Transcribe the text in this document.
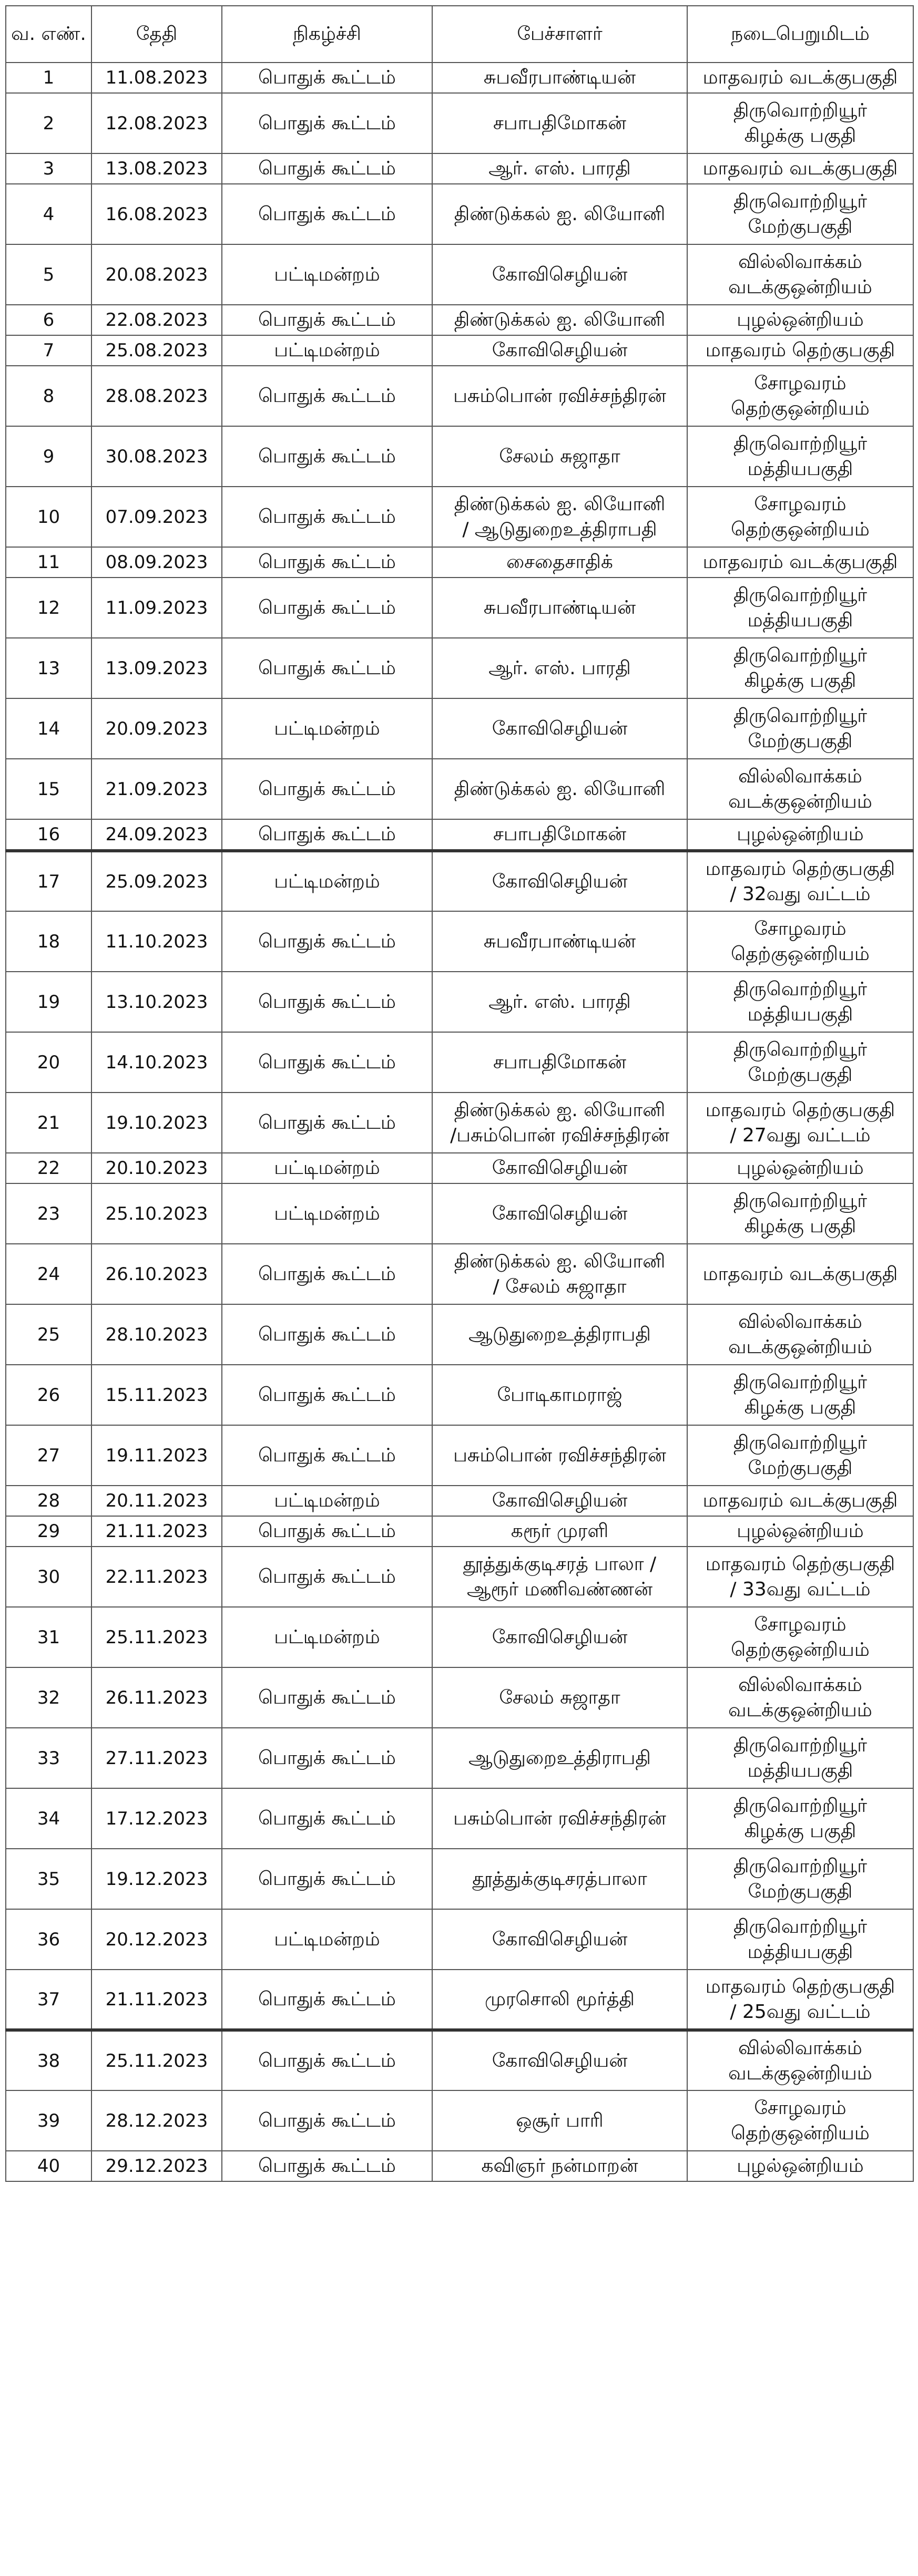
வ. எண்.	தேதி	நிகழ்ச்சி	பேச்சாளர்	நடைபெறுமிடம்
1	11.08.2023	பொதுக் கூட்டம்	சுபவீரபாண்டியன்	மாதவரம் வடக்குபகுதி

2	12.08.2023	பொதுக் கூட்டம்	சபாபதிமோகன்	திருவொற்றியூர்
கிழக்கு பகுதி

3	13.08.2023	பொதுக் கூட்டம்	ஆர். எஸ். பாரதி	மாதவரம் வடக்குபகுதி

4	16.08.2023	பொதுக் கூட்டம்	திண்டுக்கல் ஐ. லியோனி	திருவொற்றியூர்
மேற்குபகுதி

5	20.08.2023	பட்டிமன்றம்	கோவிசெழியன்	வில்லிவாக்கம்
வடக்குஒன்றியம்

6	22.08.2023	பொதுக் கூட்டம்	திண்டுக்கல் ஐ. லியோனி	புழல்ஒன்றியம்

7	25.08.2023	பட்டிமன்றம்	கோவிசெழியன்	மாதவரம் தெற்குபகுதி

8	28.08.2023	பொதுக் கூட்டம்	பசும்பொன் ரவிச்சந்திரன்	சோழவரம்
தெற்குஒன்றியம்

9	30.08.2023	பொதுக் கூட்டம்	சேலம் சுஜாதா	திருவொற்றியூர்
மத்தியபகுதி

10	07.09.2023	பொதுக் கூட்டம்	திண்டுக்கல் ஐ. லியோனி
/ ஆடுதுறைஉத்திராபதி	சோழவரம்
தெற்குஒன்றியம்

11	08.09.2023	பொதுக் கூட்டம்	சைதைசாதிக்	மாதவரம் வடக்குபகுதி

12	11.09.2023	பொதுக் கூட்டம்	சுபவீரபாண்டியன்	திருவொற்றியூர்
மத்தியபகுதி

13	13.09.2023	பொதுக் கூட்டம்	ஆர். எஸ். பாரதி	திருவொற்றியூர்
கிழக்கு பகுதி

14	20.09.2023	பட்டிமன்றம்	கோவிசெழியன்	திருவொற்றியூர்
மேற்குபகுதி

15	21.09.2023	பொதுக் கூட்டம்	திண்டுக்கல் ஐ. லியோனி	வில்லிவாக்கம்
வடக்குஒன்றியம்

16	24.09.2023	பொதுக் கூட்டம்	சபாபதிமோகன்	புழல்ஒன்றியம்

17	25.09.2023	பட்டிமன்றம்	கோவிசெழியன்	மாதவரம் தெற்குபகுதி
/ 32வது வட்டம்

18	11.10.2023	பொதுக் கூட்டம்	சுபவீரபாண்டியன்	சோழவரம்
தெற்குஒன்றியம்

19	13.10.2023	பொதுக் கூட்டம்	ஆர். எஸ். பாரதி	திருவொற்றியூர்
மத்தியபகுதி

20	14.10.2023	பொதுக் கூட்டம்	சபாபதிமோகன்	திருவொற்றியூர்
மேற்குபகுதி

21	19.10.2023	பொதுக் கூட்டம்	திண்டுக்கல் ஐ. லியோனி
/பசும்பொன் ரவிச்சந்திரன்	மாதவரம் தெற்குபகுதி
/ 27வது வட்டம்

22	20.10.2023	பட்டிமன்றம்	கோவிசெழியன்	புழல்ஒன்றியம்

23	25.10.2023	பட்டிமன்றம்	கோவிசெழியன்	திருவொற்றியூர்
கிழக்கு பகுதி

24	26.10.2023	பொதுக் கூட்டம்	திண்டுக்கல் ஐ. லியோனி
/ சேலம் சுஜாதா	மாதவரம் வடக்குபகுதி

25	28.10.2023	பொதுக் கூட்டம்	ஆடுதுறைஉத்திராபதி	வில்லிவாக்கம்
வடக்குஒன்றியம்

26	15.11.2023	பொதுக் கூட்டம்	போடிகாமராஜ்	திருவொற்றியூர்
கிழக்கு பகுதி

27	19.11.2023	பொதுக் கூட்டம்	பசும்பொன் ரவிச்சந்திரன்	திருவொற்றியூர்
மேற்குபகுதி

28	20.11.2023	பட்டிமன்றம்	கோவிசெழியன்	மாதவரம் வடக்குபகுதி

29	21.11.2023	பொதுக் கூட்டம்	கரூர் முரளி	புழல்ஒன்றியம்

30	22.11.2023	பொதுக் கூட்டம்	தூத்துக்குடிசரத் பாலா /
ஆரூர் மணிவண்ணன்	மாதவரம் தெற்குபகுதி
/ 33வது வட்டம்

31	25.11.2023	பட்டிமன்றம்	கோவிசெழியன்	சோழவரம்
தெற்குஒன்றியம்

32	26.11.2023	பொதுக் கூட்டம்	சேலம் சுஜாதா	வில்லிவாக்கம்
வடக்குஒன்றியம்

33	27.11.2023	பொதுக் கூட்டம்	ஆடுதுறைஉத்திராபதி	திருவொற்றியூர்
மத்தியபகுதி

34	17.12.2023	பொதுக் கூட்டம்	பசும்பொன் ரவிச்சந்திரன்	திருவொற்றியூர்
கிழக்கு பகுதி

35	19.12.2023	பொதுக் கூட்டம்	தூத்துக்குடிசரத்பாலா	திருவொற்றியூர்
மேற்குபகுதி

36	20.12.2023	பட்டிமன்றம்	கோவிசெழியன்	திருவொற்றியூர்
மத்தியபகுதி

37	21.11.2023	பொதுக் கூட்டம்	முரசொலி மூர்த்தி	மாதவரம் தெற்குபகுதி
/ 25வது வட்டம்

38	25.11.2023	பொதுக் கூட்டம்	கோவிசெழியன்	வில்லிவாக்கம்
வடக்குஒன்றியம்

39	28.12.2023	பொதுக் கூட்டம்	ஒசூர் பாரி	சோழவரம்
தெற்குஒன்றியம்

40	29.12.2023	பொதுக் கூட்டம்	கவிஞர் நன்மாறன்	புழல்ஒன்றியம்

:::::

**Do this**
Search the data above for the string "ழவரம" and return every line that has it.

**Response to the task**
8	28.08.2023	பொதுக் கூட்டம்	பசும்பொன் ரவிச்சந்திரன்	சோழவரம்
/ ஆடுதுறைஉத்திராபதி	சோழவரம்
18	11.10.2023	பொதுக் கூட்டம்	சுபவீரபாண்டியன்	சோழவரம்
31	25.11.2023	பட்டிமன்றம்	கோவிசெழியன்	சோழவரம்
39	28.12.2023	பொதுக் கூட்டம்	ஒசூர் பாரி	சோழவரம்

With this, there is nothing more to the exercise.